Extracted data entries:
:::::

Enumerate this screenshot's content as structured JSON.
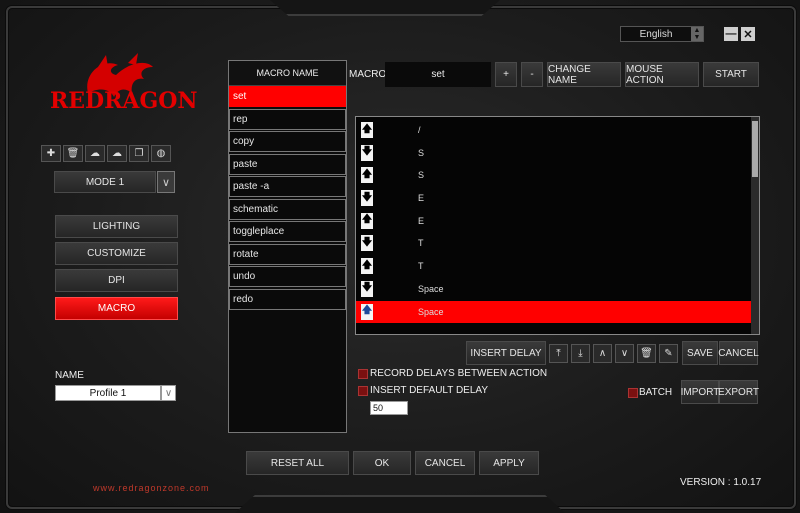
{
  "language": {
    "selected": "English"
  },
  "window": {
    "minimize_icon": "minimize-icon",
    "close_icon": "close-icon"
  },
  "brand": {
    "logo_text": "REDRAGON",
    "url": "www.redragonzone.com"
  },
  "profile_tools": [
    "add-icon",
    "delete-icon",
    "cloud-upload-icon",
    "cloud-download-icon",
    "copy-icon",
    "palette-icon"
  ],
  "mode": {
    "selected": "MODE 1"
  },
  "nav": {
    "lighting": "LIGHTING",
    "customize": "CUSTOMIZE",
    "dpi": "DPI",
    "macro": "MACRO"
  },
  "profile": {
    "label": "NAME",
    "value": "Profile 1"
  },
  "macro_list": {
    "header": "MACRO NAME",
    "items": [
      "set",
      "rep",
      "copy",
      "paste",
      "paste -a",
      "schematic",
      "toggleplace",
      "rotate",
      "undo",
      "redo"
    ],
    "selected_index": 0
  },
  "macro_bar": {
    "label": "MACRO",
    "name": "set",
    "plus": "+",
    "minus": "-",
    "change_name": "CHANGE NAME",
    "mouse_action": "MOUSE ACTION",
    "start": "START"
  },
  "events": [
    {
      "dir": "up",
      "key": "/"
    },
    {
      "dir": "down",
      "key": "S"
    },
    {
      "dir": "up",
      "key": "S"
    },
    {
      "dir": "down",
      "key": "E"
    },
    {
      "dir": "up",
      "key": "E"
    },
    {
      "dir": "down",
      "key": "T"
    },
    {
      "dir": "up",
      "key": "T"
    },
    {
      "dir": "down",
      "key": "Space"
    },
    {
      "dir": "up",
      "key": "Space",
      "selected": true
    }
  ],
  "editor": {
    "insert_delay": "INSERT DELAY",
    "save": "SAVE",
    "cancel": "CANCEL",
    "record_delays": "RECORD DELAYS BETWEEN ACTION",
    "insert_default_delay": "INSERT DEFAULT DELAY",
    "default_delay_value": "50",
    "batch": "BATCH",
    "import": "IMPORT",
    "export": "EXPORT"
  },
  "footer": {
    "reset_all": "RESET ALL",
    "ok": "OK",
    "cancel": "CANCEL",
    "apply": "APPLY",
    "version": "VERSION : 1.0.17"
  },
  "colors": {
    "accent": "#ff0000",
    "background": "#1a1a1a"
  }
}
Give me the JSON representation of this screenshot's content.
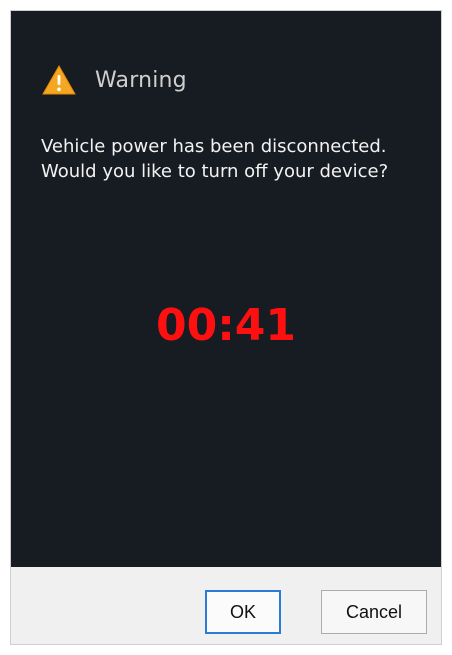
{
  "dialog": {
    "title": "Warning",
    "icon": "warning-icon",
    "message_lines": [
      "Vehicle power has been disconnected.",
      "Would you like to turn off your device?"
    ],
    "countdown": "00:41",
    "countdown_color": "#ff1010",
    "buttons": {
      "ok": "OK",
      "cancel": "Cancel"
    },
    "colors": {
      "content_background": "#171b22",
      "footer_background": "#f0f0f0",
      "primary_button_border": "#2a7ad6",
      "warning_icon_fill": "#f5a623"
    }
  }
}
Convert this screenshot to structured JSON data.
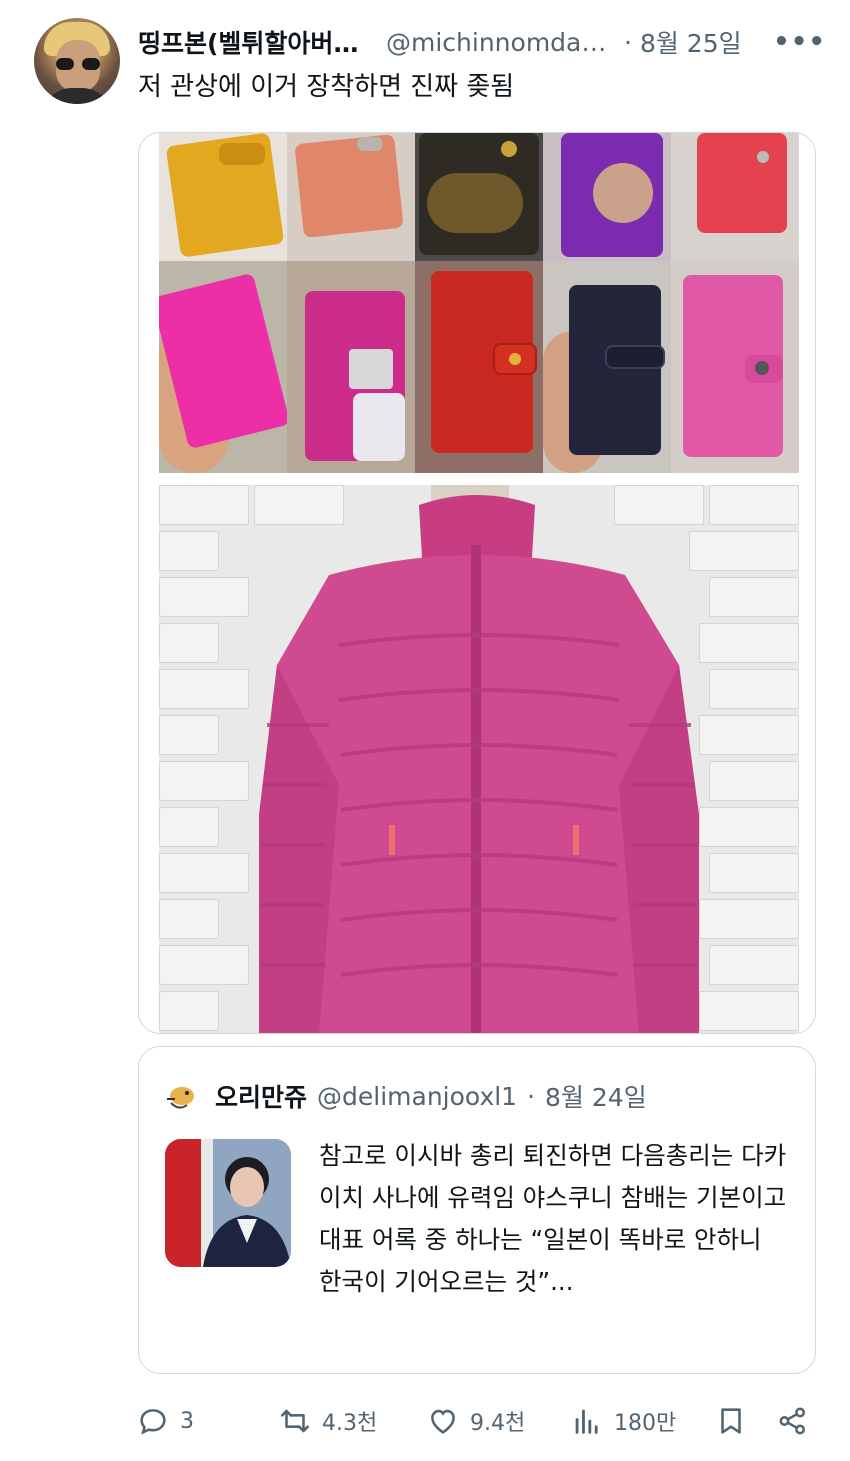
{
  "tweet": {
    "author_name": "띵프본(벨튀할아버지)",
    "author_handle": "@michinnomdaebal",
    "date": "8월 25일",
    "more_label": "•••",
    "text": "저 관상에 이거 장착하면 진짜 좆됨",
    "avatar_icon": "user-avatar"
  },
  "quote": {
    "author_name": "오리만쥬",
    "author_handle": "@delimanjooxl1",
    "separator": "·",
    "date": "8월 24일",
    "text": "참고로 이시바 총리 퇴진하면 다음총리는 다카이치 사나에 유력임 야스쿠니 참배는 기본이고 대표 어록 중 하나는 “일본이 똑바로 안하니 한국이 기어오르는 것”..."
  },
  "actions": {
    "reply_count": "3",
    "retweet_count": "4.3천",
    "like_count": "9.4천",
    "view_count": "180만"
  },
  "colors": {
    "text_primary": "#0f1419",
    "text_secondary": "#536471",
    "border": "#cfd9de",
    "jacket_pink": "#d04a8f"
  },
  "icons": [
    "reply-icon",
    "retweet-icon",
    "like-icon",
    "views-icon",
    "bookmark-icon",
    "share-icon",
    "more-icon"
  ]
}
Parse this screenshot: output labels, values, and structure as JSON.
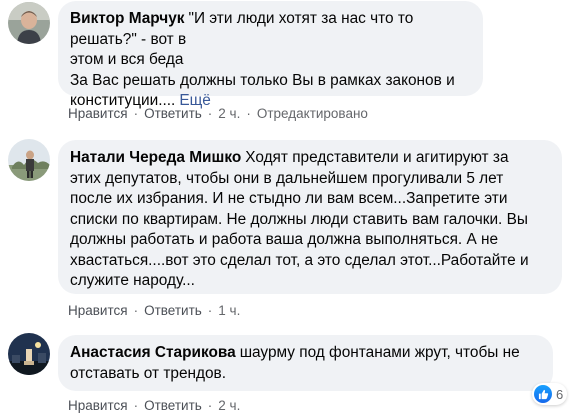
{
  "comments": [
    {
      "author": "Виктор Марчук",
      "lines": [
        "\"И эти люди хотят за нас что то решать?\" - вот в",
        "этом и вся беда",
        "За Вас решать должны только Вы в рамках законов и",
        "конституции...."
      ],
      "more": "Ещё",
      "actions": {
        "like": "Нравится",
        "reply": "Ответить",
        "time": "2 ч.",
        "edited": "Отредактировано"
      }
    },
    {
      "author": "Натали Череда Мишко",
      "lines": [
        "Ходят представители и агитируют за",
        "этих депутатов, чтобы они в дальнейшем прогуливали 5 лет",
        "после их избрания. И не стыдно ли вам всем...Запретите эти",
        "списки по квартирам. Не должны люди ставить вам галочки. Вы",
        "должны работать и работа ваша должна выполняться. А не",
        "хвастаться....вот это сделал тот, а это сделал этот...Работайте и",
        "служите народу..."
      ],
      "actions": {
        "like": "Нравится",
        "reply": "Ответить",
        "time": "1 ч."
      }
    },
    {
      "author": "Анастасия Старикова",
      "lines": [
        "шаурму под фонтанами жрут, чтобы не",
        "отставать от трендов."
      ],
      "reactions": {
        "count": "6",
        "icon": "like-icon"
      },
      "actions": {
        "like": "Нравится",
        "reply": "Ответить",
        "time": "2 ч."
      }
    }
  ],
  "colors": {
    "bubble": "#f0f2f5",
    "link": "#385898",
    "meta": "#65676b",
    "like": "#1877f2"
  }
}
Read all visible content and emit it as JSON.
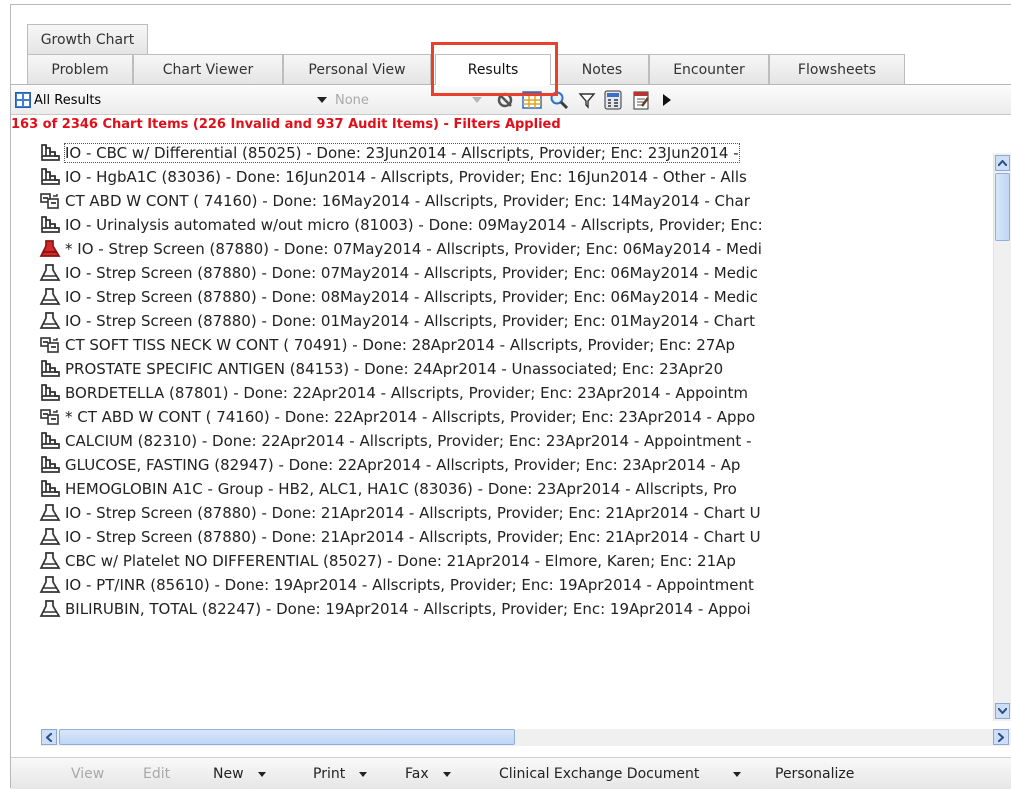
{
  "tabs_row1": [
    {
      "label": "Growth Chart"
    }
  ],
  "tabs_row2": [
    {
      "label": "Problem"
    },
    {
      "label": "Chart Viewer"
    },
    {
      "label": "Personal View"
    },
    {
      "label": "Results"
    },
    {
      "label": "Notes"
    },
    {
      "label": "Encounter"
    },
    {
      "label": "Flowsheets"
    }
  ],
  "active_tab": "Results",
  "toolbar": {
    "view_select": "All Results",
    "filter_select": "None"
  },
  "status": "163 of 2346 Chart Items (226 Invalid and 937 Audit Items) - Filters Applied",
  "items": [
    {
      "icon": "lab",
      "text": "IO - CBC w/ Differential  (85025) - Done: 23Jun2014 - Allscripts, Provider; Enc: 23Jun2014 -"
    },
    {
      "icon": "lab",
      "text": "IO - HgbA1C (83036) - Done: 16Jun2014 - Allscripts, Provider; Enc: 16Jun2014 - Other - Alls"
    },
    {
      "icon": "imaging",
      "text": "CT ABD W CONT ( 74160) - Done: 16May2014 - Allscripts, Provider; Enc: 14May2014 - Char"
    },
    {
      "icon": "lab",
      "text": "IO - Urinalysis automated w/out micro (81003) - Done: 09May2014 - Allscripts, Provider; Enc:"
    },
    {
      "icon": "flask-red",
      "text": "* IO - Strep Screen (87880) - Done: 07May2014 - Allscripts, Provider; Enc: 06May2014 - Medi"
    },
    {
      "icon": "flask",
      "text": "IO - Strep Screen (87880) - Done: 07May2014 - Allscripts, Provider; Enc: 06May2014 - Medic"
    },
    {
      "icon": "flask",
      "text": "IO - Strep Screen (87880) - Done: 08May2014 - Allscripts, Provider; Enc: 06May2014 - Medic"
    },
    {
      "icon": "flask",
      "text": "IO - Strep Screen (87880) - Done: 01May2014 - Allscripts, Provider; Enc: 01May2014 - Chart"
    },
    {
      "icon": "imaging",
      "text": "CT SOFT TISS NECK W CONT ( 70491) - Done: 28Apr2014 - Allscripts, Provider; Enc: 27Ap"
    },
    {
      "icon": "lab",
      "text": "PROSTATE SPECIFIC ANTIGEN (84153) - Done: 24Apr2014 - Unassociated; Enc: 23Apr20"
    },
    {
      "icon": "lab",
      "text": "BORDETELLA (87801) - Done: 22Apr2014 - Allscripts, Provider; Enc: 23Apr2014 - Appointm"
    },
    {
      "icon": "imaging",
      "text": "* CT ABD W CONT ( 74160) - Done: 22Apr2014 - Allscripts, Provider; Enc: 23Apr2014 - Appo"
    },
    {
      "icon": "lab",
      "text": "CALCIUM (82310) - Done: 22Apr2014 - Allscripts, Provider; Enc: 23Apr2014 - Appointment -"
    },
    {
      "icon": "lab",
      "text": "GLUCOSE, FASTING (82947) - Done: 22Apr2014 - Allscripts, Provider; Enc: 23Apr2014 - Ap"
    },
    {
      "icon": "lab",
      "text": "HEMOGLOBIN A1C - Group - HB2, ALC1, HA1C (83036) - Done: 23Apr2014 - Allscripts, Pro"
    },
    {
      "icon": "flask",
      "text": "IO - Strep Screen (87880) - Done: 21Apr2014 - Allscripts, Provider; Enc: 21Apr2014 - Chart U"
    },
    {
      "icon": "flask",
      "text": "IO - Strep Screen (87880) - Done: 21Apr2014 - Allscripts, Provider; Enc: 21Apr2014 - Chart U"
    },
    {
      "icon": "flask",
      "text": "CBC w/ Platelet  NO DIFFERENTIAL (85027) - Done: 21Apr2014 - Elmore, Karen; Enc: 21Ap"
    },
    {
      "icon": "flask",
      "text": "IO - PT/INR (85610) - Done: 19Apr2014 - Allscripts, Provider; Enc: 19Apr2014 - Appointment"
    },
    {
      "icon": "flask",
      "text": "BILIRUBIN, TOTAL (82247) - Done: 19Apr2014 - Allscripts, Provider; Enc: 19Apr2014 - Appoi"
    }
  ],
  "bottom_bar": {
    "view": "View",
    "edit": "Edit",
    "new": "New",
    "print": "Print",
    "fax": "Fax",
    "clinical": "Clinical Exchange Document",
    "personalize": "Personalize"
  },
  "colors": {
    "highlight": "#e8402b",
    "status": "#e0101a",
    "scroll_thumb": "#c9dbf7"
  }
}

:::::

**Written request**
Find the string "JSON" in the entries above and return each line that holds it.

**Answer**
Enumerate this screenshot's content as structured JSON.
Give me the JSON representation of this screenshot's content.
Convert this screenshot to structured JSON data.
Parse this screenshot: output labels, values, and structure as JSON.
Read all visible content and emit it as JSON.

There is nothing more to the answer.